**Goal**
Pick out each line containing the string "JSON".

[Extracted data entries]
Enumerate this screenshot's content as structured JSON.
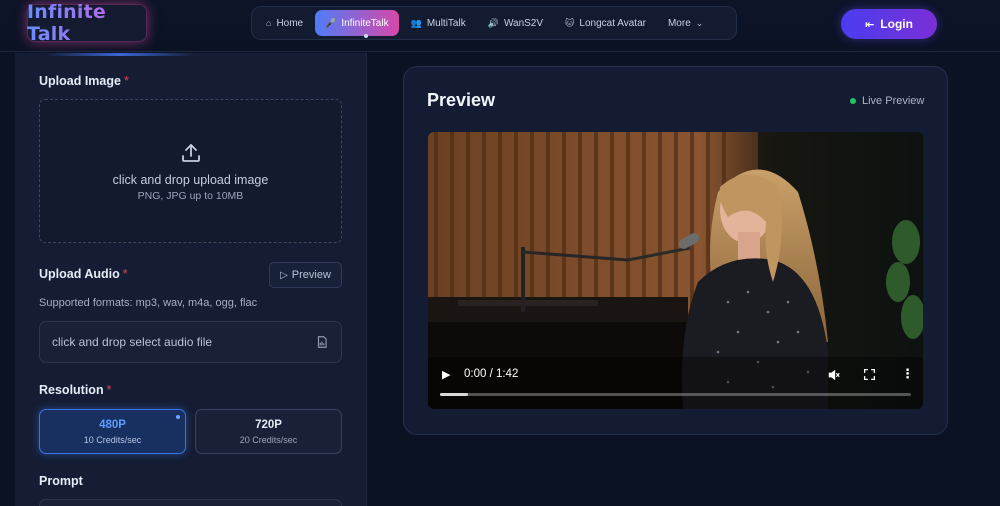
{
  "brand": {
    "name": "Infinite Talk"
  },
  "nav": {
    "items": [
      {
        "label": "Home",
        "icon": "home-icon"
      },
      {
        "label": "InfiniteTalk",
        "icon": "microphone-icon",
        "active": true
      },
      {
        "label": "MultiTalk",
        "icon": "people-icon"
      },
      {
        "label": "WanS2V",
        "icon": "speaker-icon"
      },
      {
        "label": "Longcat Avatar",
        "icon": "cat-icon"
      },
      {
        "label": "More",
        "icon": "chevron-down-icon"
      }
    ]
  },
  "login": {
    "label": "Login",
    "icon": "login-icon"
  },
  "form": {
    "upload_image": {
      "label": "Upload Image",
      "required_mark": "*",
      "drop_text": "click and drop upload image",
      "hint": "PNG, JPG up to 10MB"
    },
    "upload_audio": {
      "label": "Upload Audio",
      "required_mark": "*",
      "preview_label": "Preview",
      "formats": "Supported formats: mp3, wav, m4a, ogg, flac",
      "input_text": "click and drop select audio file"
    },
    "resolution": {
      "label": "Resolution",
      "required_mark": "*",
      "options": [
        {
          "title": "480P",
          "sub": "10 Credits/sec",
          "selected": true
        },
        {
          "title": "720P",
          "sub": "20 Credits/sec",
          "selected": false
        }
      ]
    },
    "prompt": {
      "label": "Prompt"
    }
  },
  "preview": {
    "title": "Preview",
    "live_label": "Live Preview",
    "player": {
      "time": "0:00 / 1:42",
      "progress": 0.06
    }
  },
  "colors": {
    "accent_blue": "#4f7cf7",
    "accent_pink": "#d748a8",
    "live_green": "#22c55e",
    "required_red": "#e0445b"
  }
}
* * *
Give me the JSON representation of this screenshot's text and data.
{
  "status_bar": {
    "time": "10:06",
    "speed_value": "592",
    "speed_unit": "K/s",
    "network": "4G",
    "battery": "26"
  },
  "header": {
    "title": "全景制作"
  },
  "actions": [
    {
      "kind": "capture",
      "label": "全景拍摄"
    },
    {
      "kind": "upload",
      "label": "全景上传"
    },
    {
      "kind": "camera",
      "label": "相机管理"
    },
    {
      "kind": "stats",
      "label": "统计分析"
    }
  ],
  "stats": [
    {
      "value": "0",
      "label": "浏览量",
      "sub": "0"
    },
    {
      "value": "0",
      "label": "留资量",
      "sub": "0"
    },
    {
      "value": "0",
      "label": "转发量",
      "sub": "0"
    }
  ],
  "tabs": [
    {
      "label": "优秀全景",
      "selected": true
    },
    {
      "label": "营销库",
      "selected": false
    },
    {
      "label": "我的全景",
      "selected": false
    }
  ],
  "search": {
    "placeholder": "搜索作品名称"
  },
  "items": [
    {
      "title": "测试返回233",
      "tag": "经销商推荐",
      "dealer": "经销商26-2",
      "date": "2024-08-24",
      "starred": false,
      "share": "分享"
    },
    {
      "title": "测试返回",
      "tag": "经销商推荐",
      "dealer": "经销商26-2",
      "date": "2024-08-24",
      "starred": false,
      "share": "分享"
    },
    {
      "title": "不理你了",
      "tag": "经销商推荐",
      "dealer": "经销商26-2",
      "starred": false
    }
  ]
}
--
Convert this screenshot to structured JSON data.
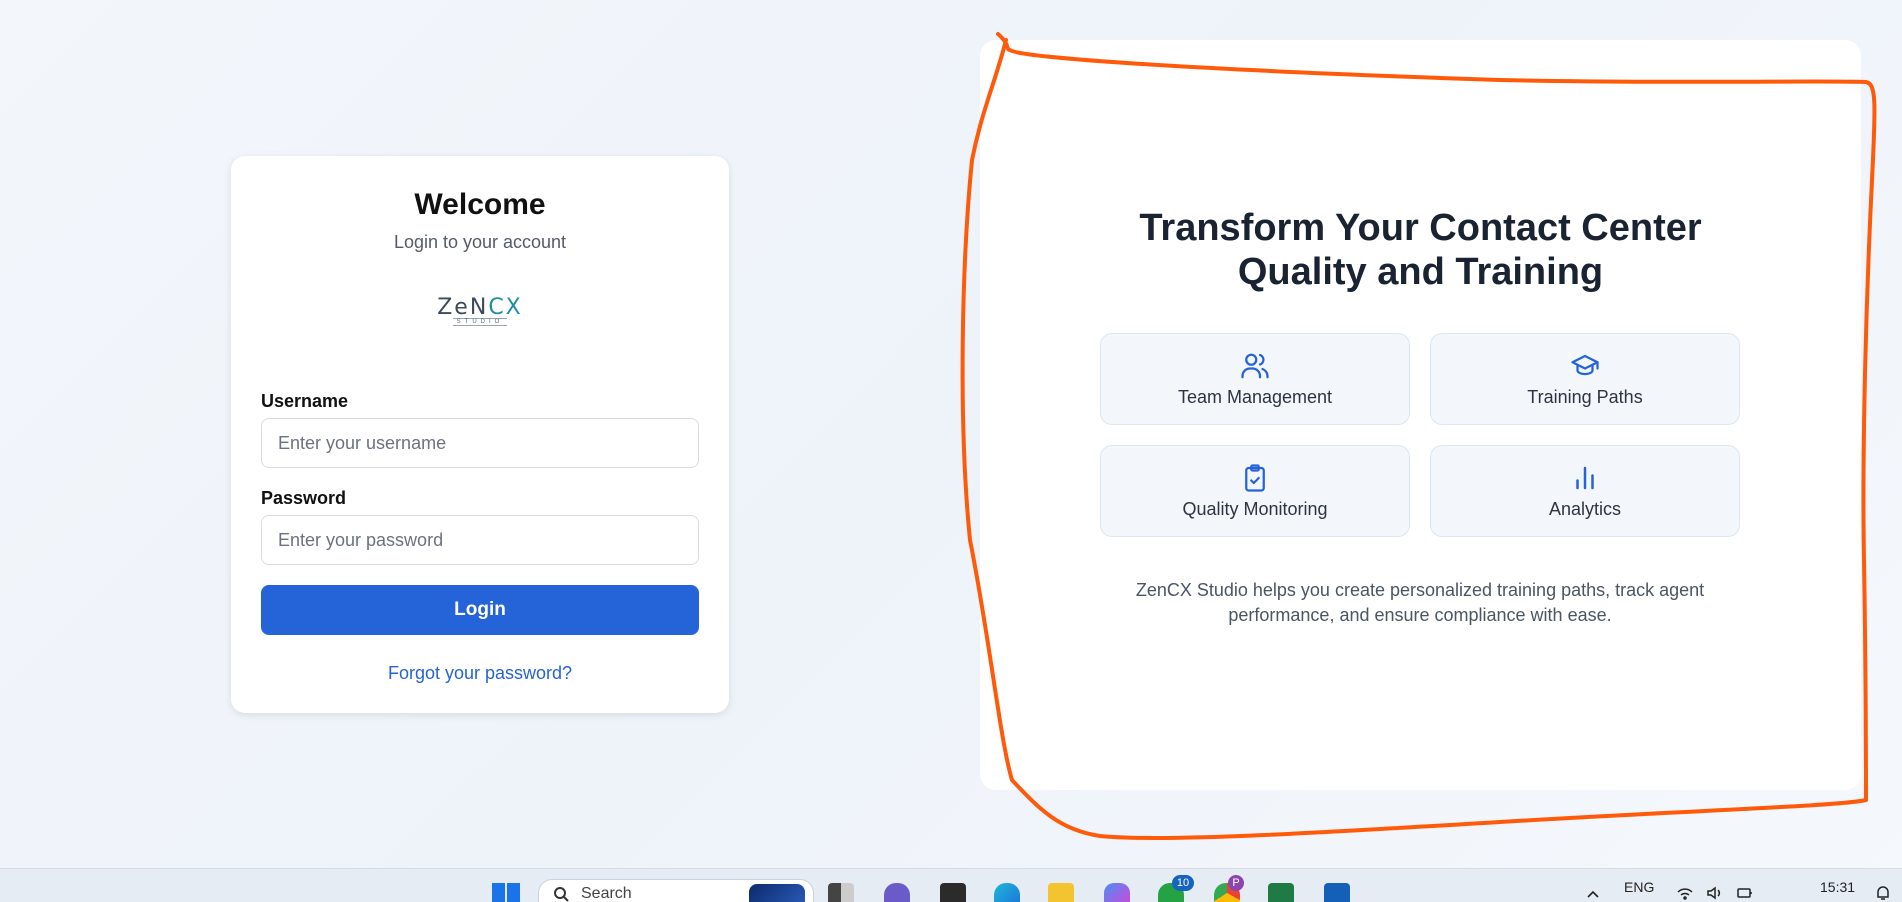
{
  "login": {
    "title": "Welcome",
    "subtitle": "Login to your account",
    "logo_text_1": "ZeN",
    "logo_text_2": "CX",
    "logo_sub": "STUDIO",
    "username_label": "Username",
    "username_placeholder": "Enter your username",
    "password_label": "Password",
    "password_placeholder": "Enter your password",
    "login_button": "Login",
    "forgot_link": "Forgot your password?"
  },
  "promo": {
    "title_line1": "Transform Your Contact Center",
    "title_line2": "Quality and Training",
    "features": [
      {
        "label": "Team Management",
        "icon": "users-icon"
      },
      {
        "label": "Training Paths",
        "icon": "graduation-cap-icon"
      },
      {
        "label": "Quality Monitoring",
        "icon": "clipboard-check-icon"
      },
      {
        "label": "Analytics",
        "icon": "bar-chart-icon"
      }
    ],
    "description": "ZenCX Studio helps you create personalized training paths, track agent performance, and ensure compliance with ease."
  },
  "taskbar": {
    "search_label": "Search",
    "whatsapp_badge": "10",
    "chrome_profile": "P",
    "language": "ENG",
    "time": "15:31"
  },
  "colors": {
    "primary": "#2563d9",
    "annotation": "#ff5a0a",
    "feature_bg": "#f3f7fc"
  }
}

**Response**
Enumerate this screenshot's content as structured JSON.
Give me the JSON representation of this screenshot's text and data.
Convert this screenshot to structured JSON data.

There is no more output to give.